Nous voyons que les banques coopératives ont un meilleur ratio de capital et une plus fiable variance de leur taux de rentabilité, en particulier pendant les périodes de crise. Leur taux de rentabilité est plus faible en moyenne, mais plus élevé pendant les crises. On voit, en revanche, que ces résultats concernent prioritairement les banques non systémiques. En effet, qu'elles soient coopératives ou non, les banques systémiques présentent des résultats plus faibles en matière de fonds propres par actif quelle que soit la période considérée. À l'inverse, les banques systémiques présentent une variance du taux de rentabilité toujours plus faible. Les banques coopératives systémiques semblent dans l'ensemble aussi éloignées des banques non coopératives systémiques que des autres banques coopératives. Ce constat vient justifier l'idée d'une certaine hybridation de leurs activités. Notons enfin que, à la lumière du taux de rentabilité et de son écart type glissant, les banques coopératives systémiques semblent mieux réagir à la crise de 2011-2012 que leurs consœurs non systémiques. Il n'en va pas de même des banques non coopératives. Pour ce qui concerne la crise de 2008-2009, nous voyons que les banques coopératives non systémiques ont un meilleur taux de rentabilité et un meilleur ratio de capital que tous les autres types de banques.

Cette analyse nous montre donc que les banques coopératives semblent plus résistantes en période de crise. Cela vient à la fois d'un meilleur ratio de capital, mais aussi d'un plus fort taux de rentabilité et d'une plus faible variance de ce taux.

Bien qu'éclairantes, ces statistiques souffrent de deux défauts majeurs. Premièrement, elles ne jugent pas de la significativité des différences observées. La moyenne ne reflète pas nécessairement la situation exacte des banques par catégorie, puisqu'elle cache une dispersion des écarts types importante. Deuxièmement, elles ne tiennent pas compte de l'effet concomitant des variables confondantes, notamment des caractéristiques particulières de chaque banque. Une analyse économétrique est alors nécessaire pour répondre à ces deux objections.

Analyse économétrique du Z-score

Notre analyse économétrique doit permettre d'augmenter l'analyse statistique par l'analyse de la significativité des différences observées dans les statistiques descriptives. En outre, nous contrôlons les caractéristiques spécifiques des banques par l'ajout d'effets fixes dans nos régressions2. Nous proposons alors de croiser le caractère coopératif pour chaque période avec le caractère systémique des banques. Afin de reconsidérer les résultats fournis par les statistiques descriptives, nous proposons de considérer le modèle à effets fixes suivant :

Zit = β0 + β1COOPi × Tt + β2NONCOOPi × Tt + Ni + ɛit

Ainsi βi est un vecteur de paramètres estimés pour chaque année de l'échantillon. COOP = 1 lorsque la banque considérée est coopérative et 0 sinon, NONCOOP = 1 – COOP, Tt est un vecteur de variables binaires prenant la valeur de 1 pour l'année t et 0 sinon, Ni est un vecteur de variables binaires égales à 1 pour la banque i et 0 sinon, ɛit est l'erreur type. Chaque régression est robuste en matière d'hétéroscedasticité et de corrélation sérielle via l'usage de clusters au niveau des banques. Notons que l'ajout de variables de contrôle a été limité, par simplicité, aux effets fixes bancaires. Néanmoins l'ajout de variables observées au niveau des banques comme l'indice de Lerner ou le ratio « coût/revenu » n'affecte pas nos résultats.

» **CONSIGNES**:
**1)** Recopiez le passage du texte sur les banques coopératives qui va de « Ainsi βi est » jusqu'à « pas nos résultats. ».
**2)** D'après le texte sur les banques coopératives, par quel moyen chaque régression est-elle rendue robuste à l'hétéroscédasticité et à la corrélation sérielle ?
**3)** Poursuivez le texte sur les banques coopératives à partir de sa dernière phrase.

» **DONNÉES FOURNIES**:
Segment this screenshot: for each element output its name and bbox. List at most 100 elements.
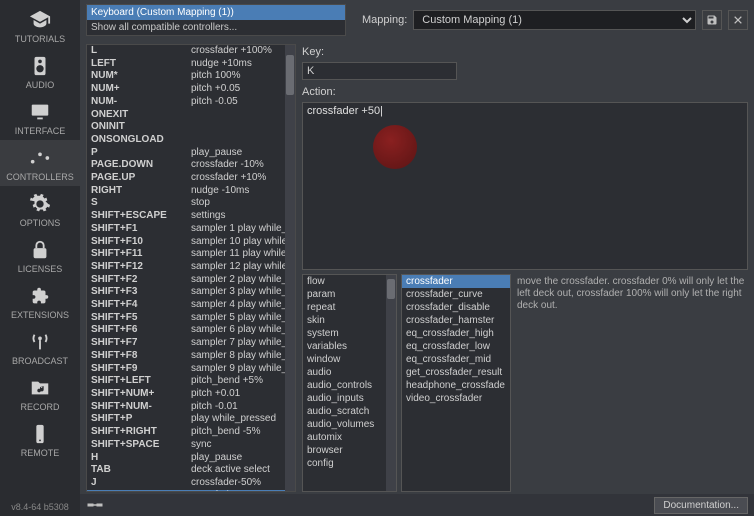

» **RÉPONSES**:
**1)**
Ainsi βi est un vecteur de paramètres estimés pour chaque année de l'échantillon. COOP = 1 lorsque la banque considérée est coopérative et 0 sinon, NONCOOP = 1 – COOP, Tt est un vecteur de variables binaires prenant la valeur de 1 pour l'année t et 0 sinon, Ni est un vecteur de variables binaires égales à 1 pour la banque i et 0 sinon, ɛit est l'erreur type. Chaque régression est robuste en matière d'hétéroscedasticité et de corrélation sérielle via l'usage de clusters au niveau des banques. Notons que l'ajout de variables de contrôle a été limité, par simplicité, aux effets fixes bancaires. Néanmoins l'ajout de variables observées au niveau des banques comme l'indice de Lerner ou le ratio « coût/revenu » n'affecte pas nos résultats.

**2)** Par l'usage de clusters au niveau des banques.

**3)**
Le graphique 1 présente les valeurs prises par β1 et β2 en leur adjoignant les intervalles de confiance correspondants. L'analyse montre peu de différences entre les deux types de banques hormis en 2008 et en 2011 pour lesquels le Z-score des banques coopératives est significativement plus élevé. Ce résultat confirme donc l'idée d'une plus grande solidité des banques coopératives en période de crise, mais pas en période normale.

Graphique 1
Z-score : estimation selon le caractère coopératif

Note : les pointillés représentent l'intervalle de confiance à 5 %. Chaque valeur tient compte d'effets fixes par banque. L'intervalle de confiance à 95 % est fondé sur une analyse en clusters des erreurs types.

Sources : bankscope ; calculs des auteurs.

Comme nous l'avons souligné, il est important de tenir compte du caractère systémique des banques tant celui-ci peut influencer la prise de risque. Dans un premier temps, nous proposons de comparer les banques coopératives selon ce critère via le modèle suivant :

Zit = β0 + β1COOPi × SYSTi × Tt + β2COOPi × NONSYSTi × Tt + Ni + ɛit

SYST = 1 si la banque considérée est systémique et 0 sinon, NONSYST = 1 – SYST. Le graphique 2 (infra) nous montre les valeurs prises par β1 et β2. Nous voyons que les banques coopératives systémiques présentent un Z-score systématiquement plus faible jusqu'en 2013. Cependant la différence n'est significative que pour 2007 et 2009, c'est-à-dire durant la crise bancaire. Ce résultat confirme l'idée que les banques coopératives sont d'autant plus résistantes aux crises qu'elles ne sont pas systémiques et, dans le cas des banques coopératives, trop hybrides.

Graphique 2
Z-score : estimation annuelle des banques coopératives
selon le caractère systémique

Note : les pointillés représentent l'intervalle de confiance à 5 %. Chaque valeur tient compte d'effets fixes par banque. L'intervalle de confiance est fondé sur une analyse en clusters des erreurs types.

Sources : bankscope ; calculs des auteurs.

Comparons désormais les banques systémiques selon leur caractère coopératif ou non. Le modèle testé est le suivant :

Zit = β0 + β1COOPi × SYSTi × Tt + β2NONCOOPi × SYSTi × Tt + Ni + ɛit

Le graphique 3 (infra) montre que les banques coopératives systémiques sont plus solides en 2008, puis de 2011 à 2014. Le caractère purement coopératif semble donc préserver les banques systémiques, quand bien même le Z-score de l'ensemble des banques systémiques est plus faible. Dès lors, les meilleurs résultats obtenus par les banques coopératives dans le graphique 1 (supra) sont en partie liés aux meilleurs Z-score des banques coopératives systémiques relativement aux banques non coopératives systémiques.

Graphique 3
Z-score : estimation des banques systémiques
selon le caractère coopératif

Note : les pointillés représentent l'intervalle de confiance à 5 %. Chaque valeur tient compte d'effets fixes par banque. L'intervalle de confiance est fondé sur une analyse en clusters des erreurs types.

Sources : bankscope ; calculs des auteurs.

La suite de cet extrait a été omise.